Extracted records
┏━━

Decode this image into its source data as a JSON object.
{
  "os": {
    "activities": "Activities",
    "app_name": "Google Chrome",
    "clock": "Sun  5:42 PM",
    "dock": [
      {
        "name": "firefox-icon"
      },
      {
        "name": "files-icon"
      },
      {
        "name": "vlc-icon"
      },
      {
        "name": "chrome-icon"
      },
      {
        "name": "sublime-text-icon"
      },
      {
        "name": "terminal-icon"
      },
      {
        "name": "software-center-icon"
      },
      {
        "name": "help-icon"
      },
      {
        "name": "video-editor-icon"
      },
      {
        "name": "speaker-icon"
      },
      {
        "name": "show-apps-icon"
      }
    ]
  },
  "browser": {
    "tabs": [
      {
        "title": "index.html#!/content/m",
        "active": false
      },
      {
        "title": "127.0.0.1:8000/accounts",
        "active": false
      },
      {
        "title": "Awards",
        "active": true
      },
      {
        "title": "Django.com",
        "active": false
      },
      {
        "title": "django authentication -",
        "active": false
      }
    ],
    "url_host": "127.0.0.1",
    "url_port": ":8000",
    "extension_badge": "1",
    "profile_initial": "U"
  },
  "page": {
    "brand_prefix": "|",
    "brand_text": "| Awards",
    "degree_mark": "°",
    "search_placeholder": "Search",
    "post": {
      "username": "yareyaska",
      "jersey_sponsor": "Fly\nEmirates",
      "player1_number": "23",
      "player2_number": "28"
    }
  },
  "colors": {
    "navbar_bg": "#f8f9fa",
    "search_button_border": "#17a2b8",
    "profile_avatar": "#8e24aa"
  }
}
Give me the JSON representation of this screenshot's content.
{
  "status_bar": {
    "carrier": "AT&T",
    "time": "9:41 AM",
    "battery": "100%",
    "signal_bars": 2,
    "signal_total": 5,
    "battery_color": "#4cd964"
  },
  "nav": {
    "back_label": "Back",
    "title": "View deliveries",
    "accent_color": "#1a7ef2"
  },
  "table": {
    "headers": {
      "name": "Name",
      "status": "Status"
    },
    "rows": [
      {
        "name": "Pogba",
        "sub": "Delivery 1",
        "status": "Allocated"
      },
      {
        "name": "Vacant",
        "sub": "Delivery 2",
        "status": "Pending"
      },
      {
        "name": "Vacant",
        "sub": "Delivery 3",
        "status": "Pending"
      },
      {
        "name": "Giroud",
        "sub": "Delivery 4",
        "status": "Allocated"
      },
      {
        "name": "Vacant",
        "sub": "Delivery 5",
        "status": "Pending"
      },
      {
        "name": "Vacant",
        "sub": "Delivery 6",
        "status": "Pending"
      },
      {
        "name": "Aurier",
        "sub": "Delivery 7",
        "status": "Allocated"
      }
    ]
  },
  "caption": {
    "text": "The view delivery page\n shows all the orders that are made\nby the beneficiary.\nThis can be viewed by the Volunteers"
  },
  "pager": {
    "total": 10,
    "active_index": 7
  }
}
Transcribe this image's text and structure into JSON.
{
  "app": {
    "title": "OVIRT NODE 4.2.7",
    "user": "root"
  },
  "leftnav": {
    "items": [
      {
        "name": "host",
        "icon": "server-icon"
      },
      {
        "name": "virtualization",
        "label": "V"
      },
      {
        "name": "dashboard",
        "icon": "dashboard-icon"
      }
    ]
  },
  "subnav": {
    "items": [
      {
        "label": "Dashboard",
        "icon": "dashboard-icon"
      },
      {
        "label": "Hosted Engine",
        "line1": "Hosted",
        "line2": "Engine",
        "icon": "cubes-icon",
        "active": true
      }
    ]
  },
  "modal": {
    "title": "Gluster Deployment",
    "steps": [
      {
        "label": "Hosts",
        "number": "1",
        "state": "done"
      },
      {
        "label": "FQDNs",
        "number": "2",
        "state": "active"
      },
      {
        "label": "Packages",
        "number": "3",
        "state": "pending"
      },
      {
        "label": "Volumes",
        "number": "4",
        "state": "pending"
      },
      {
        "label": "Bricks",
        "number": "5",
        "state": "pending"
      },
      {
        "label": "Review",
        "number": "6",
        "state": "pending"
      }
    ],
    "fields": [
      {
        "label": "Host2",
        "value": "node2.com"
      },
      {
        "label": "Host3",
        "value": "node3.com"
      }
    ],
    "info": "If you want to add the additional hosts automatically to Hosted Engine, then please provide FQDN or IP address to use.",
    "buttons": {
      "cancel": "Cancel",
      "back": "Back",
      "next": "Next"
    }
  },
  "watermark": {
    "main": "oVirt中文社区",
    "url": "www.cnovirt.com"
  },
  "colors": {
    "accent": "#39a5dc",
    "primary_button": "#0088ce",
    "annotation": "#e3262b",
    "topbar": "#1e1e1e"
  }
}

┗━━

**YOUR INSTRUCTIONS**
Return the entries above exactly as they appear.

**SOLUTION**
Decode this image into its source data as a JSON object.
{
  "os": {
    "activities": "Activities",
    "app_name": "Google Chrome",
    "clock": "Sun  5:42 PM",
    "dock": [
      {
        "name": "firefox-icon"
      },
      {
        "name": "files-icon"
      },
      {
        "name": "vlc-icon"
      },
      {
        "name": "chrome-icon"
      },
      {
        "name": "sublime-text-icon"
      },
      {
        "name": "terminal-icon"
      },
      {
        "name": "software-center-icon"
      },
      {
        "name": "help-icon"
      },
      {
        "name": "video-editor-icon"
      },
      {
        "name": "speaker-icon"
      },
      {
        "name": "show-apps-icon"
      }
    ]
  },
  "browser": {
    "tabs": [
      {
        "title": "index.html#!/content/m",
        "active": false
      },
      {
        "title": "127.0.0.1:8000/accounts",
        "active": false
      },
      {
        "title": "Awards",
        "active": true
      },
      {
        "title": "Django.com",
        "active": false
      },
      {
        "title": "django authentication -",
        "active": false
      }
    ],
    "url_host": "127.0.0.1",
    "url_port": ":8000",
    "extension_badge": "1",
    "profile_initial": "U"
  },
  "page": {
    "brand_prefix": "|",
    "brand_text": "| Awards",
    "degree_mark": "°",
    "search_placeholder": "Search",
    "post": {
      "username": "yareyaska",
      "jersey_sponsor": "Fly\nEmirates",
      "player1_number": "23",
      "player2_number": "28"
    }
  },
  "colors": {
    "navbar_bg": "#f8f9fa",
    "search_button_border": "#17a2b8",
    "profile_avatar": "#8e24aa"
  }
}
Give me the JSON representation of this screenshot's content.
{
  "status_bar": {
    "carrier": "AT&T",
    "time": "9:41 AM",
    "battery": "100%",
    "signal_bars": 2,
    "signal_total": 5,
    "battery_color": "#4cd964"
  },
  "nav": {
    "back_label": "Back",
    "title": "View deliveries",
    "accent_color": "#1a7ef2"
  },
  "table": {
    "headers": {
      "name": "Name",
      "status": "Status"
    },
    "rows": [
      {
        "name": "Pogba",
        "sub": "Delivery 1",
        "status": "Allocated"
      },
      {
        "name": "Vacant",
        "sub": "Delivery 2",
        "status": "Pending"
      },
      {
        "name": "Vacant",
        "sub": "Delivery 3",
        "status": "Pending"
      },
      {
        "name": "Giroud",
        "sub": "Delivery 4",
        "status": "Allocated"
      },
      {
        "name": "Vacant",
        "sub": "Delivery 5",
        "status": "Pending"
      },
      {
        "name": "Vacant",
        "sub": "Delivery 6",
        "status": "Pending"
      },
      {
        "name": "Aurier",
        "sub": "Delivery 7",
        "status": "Allocated"
      }
    ]
  },
  "caption": {
    "text": "The view delivery page\n shows all the orders that are made\nby the beneficiary.\nThis can be viewed by the Volunteers"
  },
  "pager": {
    "total": 10,
    "active_index": 7
  }
}
Transcribe this image's text and structure into JSON.
{
  "app": {
    "title": "OVIRT NODE 4.2.7",
    "user": "root"
  },
  "leftnav": {
    "items": [
      {
        "name": "host",
        "icon": "server-icon"
      },
      {
        "name": "virtualization",
        "label": "V"
      },
      {
        "name": "dashboard",
        "icon": "dashboard-icon"
      }
    ]
  },
  "subnav": {
    "items": [
      {
        "label": "Dashboard",
        "icon": "dashboard-icon"
      },
      {
        "label": "Hosted Engine",
        "line1": "Hosted",
        "line2": "Engine",
        "icon": "cubes-icon",
        "active": true
      }
    ]
  },
  "modal": {
    "title": "Gluster Deployment",
    "steps": [
      {
        "label": "Hosts",
        "number": "1",
        "state": "done"
      },
      {
        "label": "FQDNs",
        "number": "2",
        "state": "active"
      },
      {
        "label": "Packages",
        "number": "3",
        "state": "pending"
      },
      {
        "label": "Volumes",
        "number": "4",
        "state": "pending"
      },
      {
        "label": "Bricks",
        "number": "5",
        "state": "pending"
      },
      {
        "label": "Review",
        "number": "6",
        "state": "pending"
      }
    ],
    "fields": [
      {
        "label": "Host2",
        "value": "node2.com"
      },
      {
        "label": "Host3",
        "value": "node3.com"
      }
    ],
    "info": "If you want to add the additional hosts automatically to Hosted Engine, then please provide FQDN or IP address to use.",
    "buttons": {
      "cancel": "Cancel",
      "back": "Back",
      "next": "Next"
    }
  },
  "watermark": {
    "main": "oVirt中文社区",
    "url": "www.cnovirt.com"
  },
  "colors": {
    "accent": "#39a5dc",
    "primary_button": "#0088ce",
    "annotation": "#e3262b",
    "topbar": "#1e1e1e"
  }
}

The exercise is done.